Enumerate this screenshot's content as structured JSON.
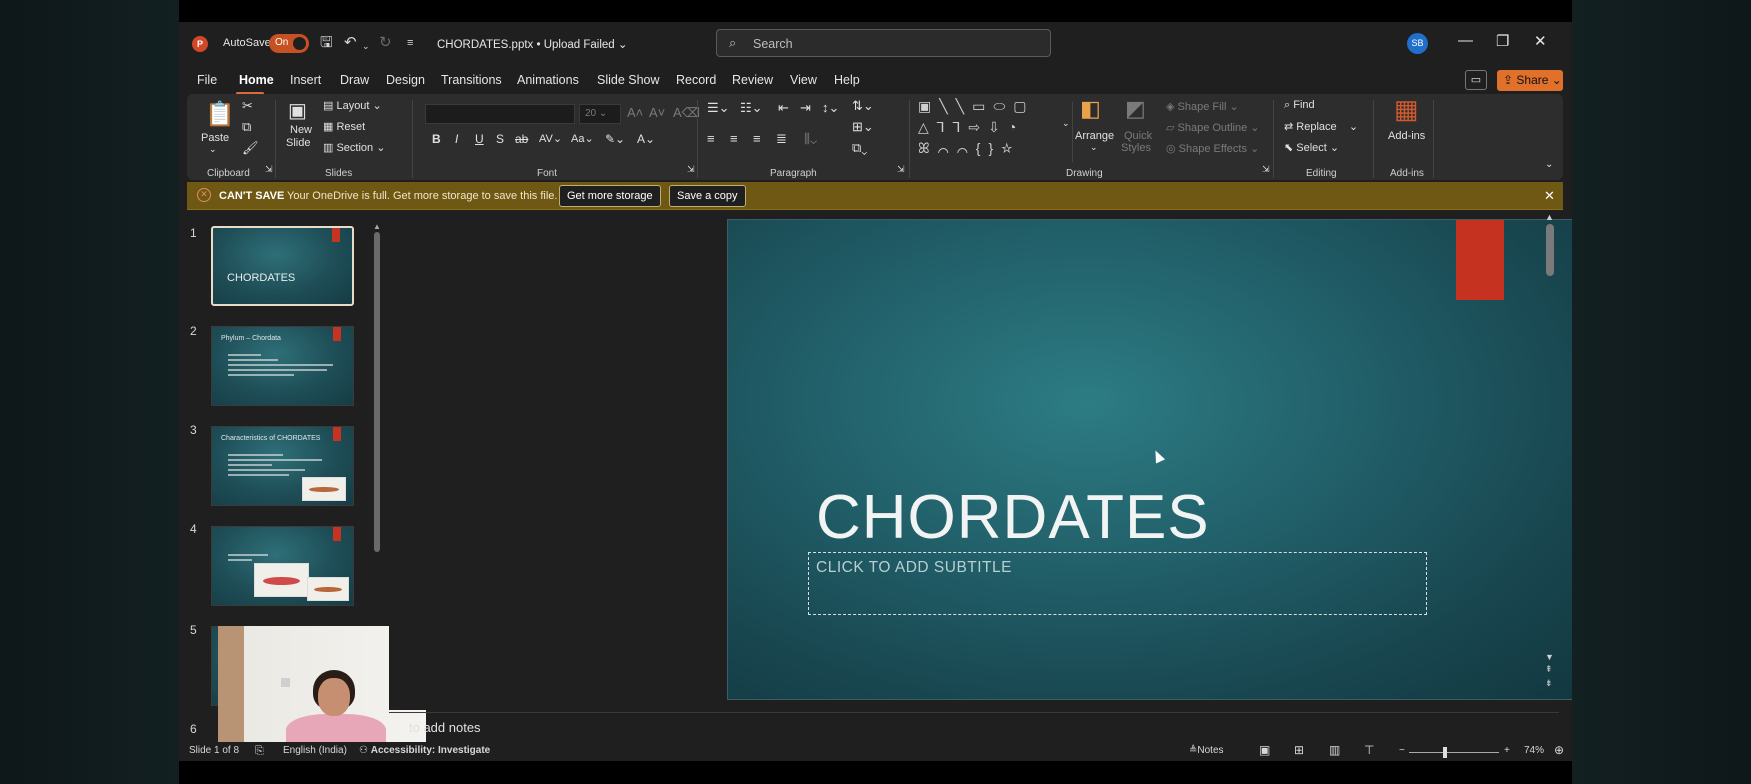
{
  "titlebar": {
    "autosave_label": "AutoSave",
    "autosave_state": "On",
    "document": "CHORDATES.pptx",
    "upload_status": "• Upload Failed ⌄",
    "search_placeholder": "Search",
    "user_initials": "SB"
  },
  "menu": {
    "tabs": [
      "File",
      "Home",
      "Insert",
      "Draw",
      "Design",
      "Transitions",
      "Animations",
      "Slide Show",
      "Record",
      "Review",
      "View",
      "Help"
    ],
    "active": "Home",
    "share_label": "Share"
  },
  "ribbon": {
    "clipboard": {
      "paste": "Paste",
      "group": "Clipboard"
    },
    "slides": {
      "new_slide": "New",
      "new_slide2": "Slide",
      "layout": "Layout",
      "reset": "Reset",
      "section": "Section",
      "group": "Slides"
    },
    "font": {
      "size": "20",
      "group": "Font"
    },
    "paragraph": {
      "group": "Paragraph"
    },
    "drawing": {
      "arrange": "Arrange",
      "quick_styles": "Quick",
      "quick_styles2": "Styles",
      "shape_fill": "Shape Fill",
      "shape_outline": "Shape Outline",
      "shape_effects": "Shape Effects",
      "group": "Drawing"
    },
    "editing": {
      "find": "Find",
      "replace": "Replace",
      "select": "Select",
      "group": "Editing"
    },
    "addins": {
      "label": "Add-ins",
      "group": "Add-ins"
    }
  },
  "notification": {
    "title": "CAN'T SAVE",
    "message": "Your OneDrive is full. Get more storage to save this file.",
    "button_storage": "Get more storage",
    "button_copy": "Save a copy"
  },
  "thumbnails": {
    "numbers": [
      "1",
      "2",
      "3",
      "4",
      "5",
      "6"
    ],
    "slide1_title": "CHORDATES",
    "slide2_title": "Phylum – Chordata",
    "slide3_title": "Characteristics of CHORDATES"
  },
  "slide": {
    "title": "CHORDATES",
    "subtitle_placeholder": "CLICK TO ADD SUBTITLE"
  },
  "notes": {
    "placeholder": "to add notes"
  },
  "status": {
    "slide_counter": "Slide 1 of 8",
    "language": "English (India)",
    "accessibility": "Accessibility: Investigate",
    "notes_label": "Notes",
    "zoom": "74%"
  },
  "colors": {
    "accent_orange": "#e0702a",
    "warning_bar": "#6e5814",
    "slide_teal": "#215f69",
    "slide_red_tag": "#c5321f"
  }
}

......

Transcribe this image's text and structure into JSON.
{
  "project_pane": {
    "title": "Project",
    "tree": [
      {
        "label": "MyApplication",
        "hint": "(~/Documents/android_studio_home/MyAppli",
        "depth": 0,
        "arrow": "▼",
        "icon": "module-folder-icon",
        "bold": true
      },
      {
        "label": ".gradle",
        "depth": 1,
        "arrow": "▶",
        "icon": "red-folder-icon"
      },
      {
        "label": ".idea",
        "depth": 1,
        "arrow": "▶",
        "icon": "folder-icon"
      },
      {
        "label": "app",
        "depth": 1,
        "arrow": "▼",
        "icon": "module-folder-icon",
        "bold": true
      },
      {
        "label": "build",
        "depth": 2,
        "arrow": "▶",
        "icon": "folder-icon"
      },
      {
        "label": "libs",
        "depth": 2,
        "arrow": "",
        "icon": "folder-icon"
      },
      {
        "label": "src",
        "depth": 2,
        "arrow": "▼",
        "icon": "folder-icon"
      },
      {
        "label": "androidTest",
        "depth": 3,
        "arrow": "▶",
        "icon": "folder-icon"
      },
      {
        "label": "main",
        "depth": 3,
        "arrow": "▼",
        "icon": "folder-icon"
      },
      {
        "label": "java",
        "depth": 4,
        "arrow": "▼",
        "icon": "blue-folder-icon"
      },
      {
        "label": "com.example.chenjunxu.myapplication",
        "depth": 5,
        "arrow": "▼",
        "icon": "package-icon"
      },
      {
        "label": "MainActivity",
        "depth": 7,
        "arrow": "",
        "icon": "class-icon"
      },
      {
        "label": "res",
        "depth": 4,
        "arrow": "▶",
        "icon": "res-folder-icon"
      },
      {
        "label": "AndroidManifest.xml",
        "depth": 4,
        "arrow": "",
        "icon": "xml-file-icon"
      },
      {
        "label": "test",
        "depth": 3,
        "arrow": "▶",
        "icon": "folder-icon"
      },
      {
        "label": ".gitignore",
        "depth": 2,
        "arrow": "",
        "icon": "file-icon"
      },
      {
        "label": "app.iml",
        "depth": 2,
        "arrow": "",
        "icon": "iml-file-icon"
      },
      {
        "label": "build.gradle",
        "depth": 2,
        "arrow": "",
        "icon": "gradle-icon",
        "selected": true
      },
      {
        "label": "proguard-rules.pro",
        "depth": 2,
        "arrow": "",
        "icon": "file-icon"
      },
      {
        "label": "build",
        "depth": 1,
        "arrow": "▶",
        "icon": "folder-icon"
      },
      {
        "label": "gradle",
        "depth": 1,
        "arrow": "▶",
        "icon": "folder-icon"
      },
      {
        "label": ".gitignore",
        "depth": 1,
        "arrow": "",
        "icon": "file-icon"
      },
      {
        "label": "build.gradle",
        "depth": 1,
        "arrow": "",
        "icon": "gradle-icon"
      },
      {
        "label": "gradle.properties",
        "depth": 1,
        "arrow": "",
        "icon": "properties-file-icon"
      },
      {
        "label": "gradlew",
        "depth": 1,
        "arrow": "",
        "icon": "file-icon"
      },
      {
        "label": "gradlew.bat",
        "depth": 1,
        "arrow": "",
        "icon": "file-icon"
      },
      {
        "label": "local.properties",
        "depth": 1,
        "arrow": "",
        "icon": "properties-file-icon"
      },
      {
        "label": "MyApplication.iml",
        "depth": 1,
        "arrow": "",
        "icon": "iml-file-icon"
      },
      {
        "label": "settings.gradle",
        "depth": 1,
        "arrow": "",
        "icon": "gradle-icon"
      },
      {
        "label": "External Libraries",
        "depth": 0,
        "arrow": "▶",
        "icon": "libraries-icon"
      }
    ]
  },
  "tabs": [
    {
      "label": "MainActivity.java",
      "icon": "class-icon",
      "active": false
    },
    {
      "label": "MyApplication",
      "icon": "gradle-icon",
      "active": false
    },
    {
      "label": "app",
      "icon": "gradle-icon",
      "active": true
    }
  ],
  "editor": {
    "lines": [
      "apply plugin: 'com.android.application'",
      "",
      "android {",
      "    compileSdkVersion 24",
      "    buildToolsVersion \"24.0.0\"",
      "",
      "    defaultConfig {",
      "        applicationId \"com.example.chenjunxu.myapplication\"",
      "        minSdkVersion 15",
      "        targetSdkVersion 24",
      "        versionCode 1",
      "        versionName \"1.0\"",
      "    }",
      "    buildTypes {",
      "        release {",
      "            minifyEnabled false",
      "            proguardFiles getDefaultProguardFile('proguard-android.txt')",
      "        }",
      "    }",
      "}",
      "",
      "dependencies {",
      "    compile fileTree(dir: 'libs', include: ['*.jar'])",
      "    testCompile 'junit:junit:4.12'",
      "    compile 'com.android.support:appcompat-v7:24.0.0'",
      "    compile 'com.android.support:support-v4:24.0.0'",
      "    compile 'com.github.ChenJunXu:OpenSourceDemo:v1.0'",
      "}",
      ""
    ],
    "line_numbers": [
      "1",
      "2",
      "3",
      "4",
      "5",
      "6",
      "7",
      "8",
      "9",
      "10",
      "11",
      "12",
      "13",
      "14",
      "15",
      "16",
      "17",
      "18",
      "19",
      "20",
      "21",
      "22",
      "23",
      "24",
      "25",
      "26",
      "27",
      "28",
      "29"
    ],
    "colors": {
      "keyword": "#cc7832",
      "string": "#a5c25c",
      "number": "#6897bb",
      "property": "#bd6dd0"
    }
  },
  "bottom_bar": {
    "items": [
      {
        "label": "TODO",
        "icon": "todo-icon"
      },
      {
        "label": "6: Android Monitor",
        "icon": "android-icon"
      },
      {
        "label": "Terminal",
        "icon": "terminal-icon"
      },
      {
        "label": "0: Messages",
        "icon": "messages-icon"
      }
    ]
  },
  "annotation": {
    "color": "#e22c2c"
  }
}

......

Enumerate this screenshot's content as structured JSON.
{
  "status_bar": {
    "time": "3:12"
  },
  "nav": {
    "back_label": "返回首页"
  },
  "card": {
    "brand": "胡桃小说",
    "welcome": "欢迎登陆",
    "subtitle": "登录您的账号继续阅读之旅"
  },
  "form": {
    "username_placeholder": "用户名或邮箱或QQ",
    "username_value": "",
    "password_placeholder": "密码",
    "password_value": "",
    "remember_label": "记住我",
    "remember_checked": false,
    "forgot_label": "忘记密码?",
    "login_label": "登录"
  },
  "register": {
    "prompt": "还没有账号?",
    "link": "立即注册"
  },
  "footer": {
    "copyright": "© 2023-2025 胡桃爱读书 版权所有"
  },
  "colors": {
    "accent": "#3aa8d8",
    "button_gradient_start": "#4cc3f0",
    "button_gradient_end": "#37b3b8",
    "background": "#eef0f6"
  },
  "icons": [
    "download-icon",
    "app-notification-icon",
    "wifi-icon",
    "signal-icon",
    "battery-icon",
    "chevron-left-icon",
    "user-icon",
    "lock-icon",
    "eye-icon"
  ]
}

......

# SHORT EXERCISE
Report only the number of lines in the records that include the word "true".

# FULL OUTPUT
4